*Material:*
[START]

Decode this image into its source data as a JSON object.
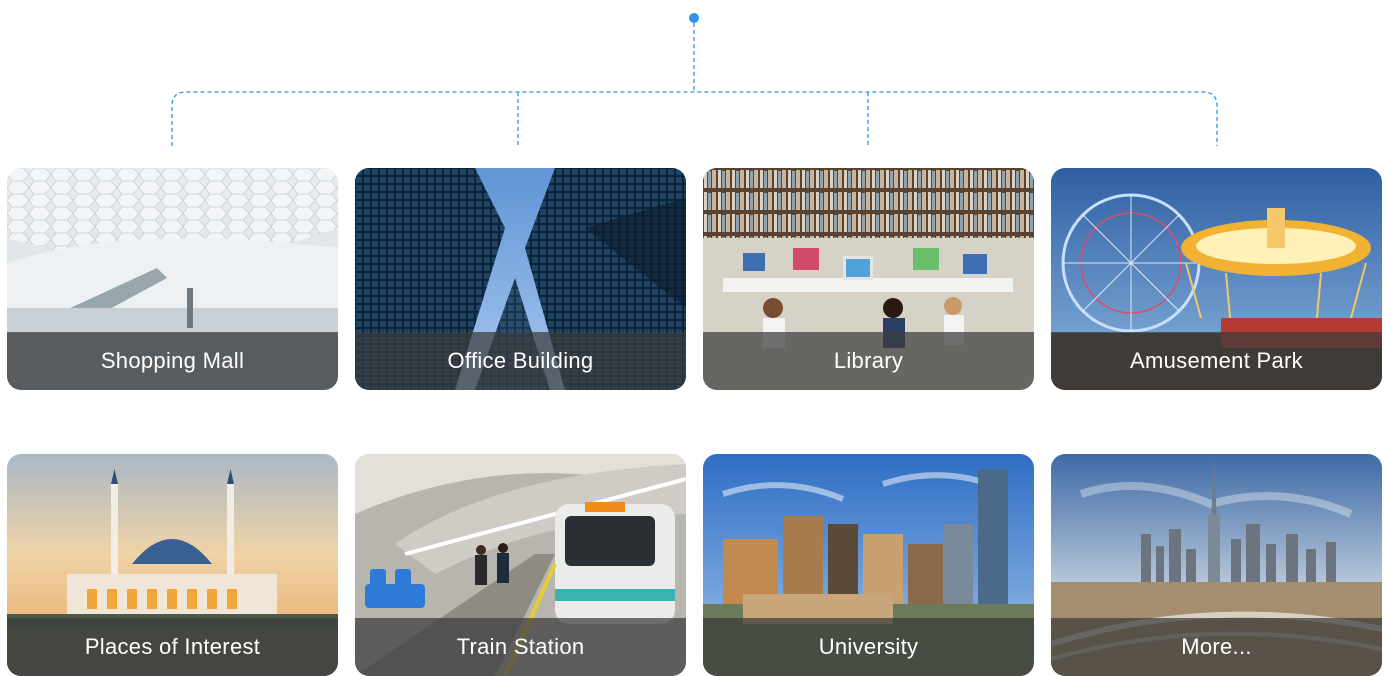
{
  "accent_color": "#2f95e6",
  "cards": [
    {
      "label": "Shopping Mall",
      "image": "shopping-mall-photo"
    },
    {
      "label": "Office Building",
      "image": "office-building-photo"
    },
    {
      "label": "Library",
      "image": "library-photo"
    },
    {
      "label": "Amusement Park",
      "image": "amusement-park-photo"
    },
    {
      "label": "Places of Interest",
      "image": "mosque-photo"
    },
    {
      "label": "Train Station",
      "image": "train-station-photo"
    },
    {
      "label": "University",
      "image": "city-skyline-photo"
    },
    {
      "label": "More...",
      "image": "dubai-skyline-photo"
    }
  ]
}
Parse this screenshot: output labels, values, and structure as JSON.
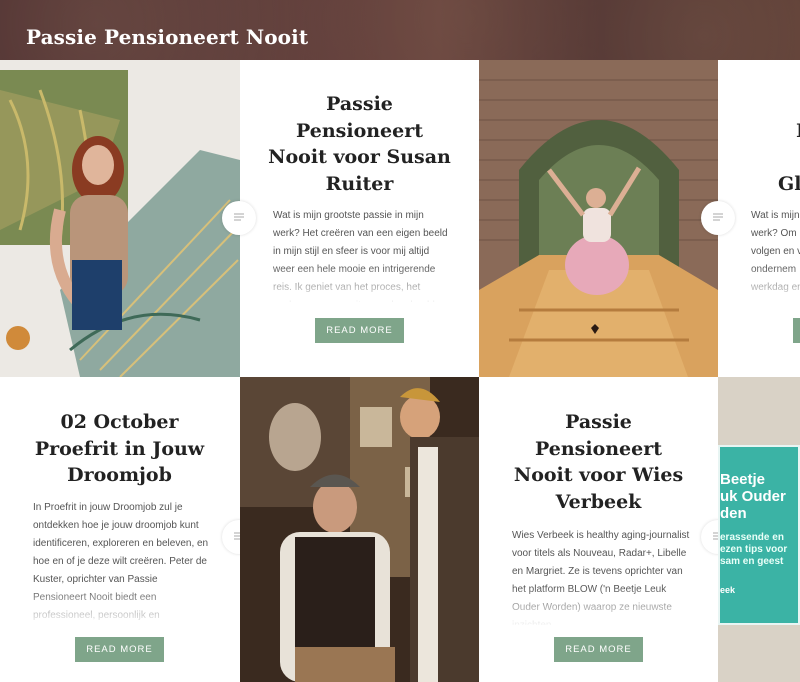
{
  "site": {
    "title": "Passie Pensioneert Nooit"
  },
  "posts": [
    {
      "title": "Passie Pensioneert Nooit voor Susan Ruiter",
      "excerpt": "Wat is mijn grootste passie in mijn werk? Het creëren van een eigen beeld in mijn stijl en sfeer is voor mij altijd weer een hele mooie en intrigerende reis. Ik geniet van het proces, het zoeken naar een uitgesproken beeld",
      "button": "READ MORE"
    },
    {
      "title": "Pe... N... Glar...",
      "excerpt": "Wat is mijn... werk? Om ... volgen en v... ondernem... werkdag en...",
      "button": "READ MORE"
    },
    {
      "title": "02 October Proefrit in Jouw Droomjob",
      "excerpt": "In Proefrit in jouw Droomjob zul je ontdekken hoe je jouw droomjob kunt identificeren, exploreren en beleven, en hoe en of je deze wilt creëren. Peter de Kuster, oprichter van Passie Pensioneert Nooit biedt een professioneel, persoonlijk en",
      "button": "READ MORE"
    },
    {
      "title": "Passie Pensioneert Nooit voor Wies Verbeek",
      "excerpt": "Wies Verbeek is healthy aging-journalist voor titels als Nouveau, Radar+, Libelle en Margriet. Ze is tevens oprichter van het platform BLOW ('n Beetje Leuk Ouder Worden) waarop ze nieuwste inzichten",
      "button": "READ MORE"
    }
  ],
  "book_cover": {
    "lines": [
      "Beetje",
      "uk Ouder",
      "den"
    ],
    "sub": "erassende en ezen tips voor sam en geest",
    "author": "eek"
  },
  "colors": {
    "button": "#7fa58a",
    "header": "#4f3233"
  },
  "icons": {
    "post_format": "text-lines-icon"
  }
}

[END]

*Problem to solve:* Every entry above should be duplicated exactly. Do not include the images.

*Completed task:*
Decode this image into its source data as a JSON object.
{
  "accent_color": "#2f95e6",
  "cards": [
    {
      "label": "Shopping Mall",
      "image": "shopping-mall-photo"
    },
    {
      "label": "Office Building",
      "image": "office-building-photo"
    },
    {
      "label": "Library",
      "image": "library-photo"
    },
    {
      "label": "Amusement Park",
      "image": "amusement-park-photo"
    },
    {
      "label": "Places of Interest",
      "image": "mosque-photo"
    },
    {
      "label": "Train Station",
      "image": "train-station-photo"
    },
    {
      "label": "University",
      "image": "city-skyline-photo"
    },
    {
      "label": "More...",
      "image": "dubai-skyline-photo"
    }
  ]
}
Parse this screenshot: output labels, values, and structure as JSON.
{
  "site": {
    "title": "Passie Pensioneert Nooit"
  },
  "posts": [
    {
      "title": "Passie Pensioneert Nooit voor Susan Ruiter",
      "excerpt": "Wat is mijn grootste passie in mijn werk? Het creëren van een eigen beeld in mijn stijl en sfeer is voor mij altijd weer een hele mooie en intrigerende reis. Ik geniet van het proces, het zoeken naar een uitgesproken beeld",
      "button": "READ MORE"
    },
    {
      "title": "Pe... N... Glar...",
      "excerpt": "Wat is mijn... werk? Om ... volgen en v... ondernem... werkdag en...",
      "button": "READ MORE"
    },
    {
      "title": "02 October Proefrit in Jouw Droomjob",
      "excerpt": "In Proefrit in jouw Droomjob zul je ontdekken hoe je jouw droomjob kunt identificeren, exploreren en beleven, en hoe en of je deze wilt creëren. Peter de Kuster, oprichter van Passie Pensioneert Nooit biedt een professioneel, persoonlijk en",
      "button": "READ MORE"
    },
    {
      "title": "Passie Pensioneert Nooit voor Wies Verbeek",
      "excerpt": "Wies Verbeek is healthy aging-journalist voor titels als Nouveau, Radar+, Libelle en Margriet. Ze is tevens oprichter van het platform BLOW ('n Beetje Leuk Ouder Worden) waarop ze nieuwste inzichten",
      "button": "READ MORE"
    }
  ],
  "book_cover": {
    "lines": [
      "Beetje",
      "uk Ouder",
      "den"
    ],
    "sub": "erassende en ezen tips voor sam en geest",
    "author": "eek"
  },
  "colors": {
    "button": "#7fa58a",
    "header": "#4f3233"
  },
  "icons": {
    "post_format": "text-lines-icon"
  }
}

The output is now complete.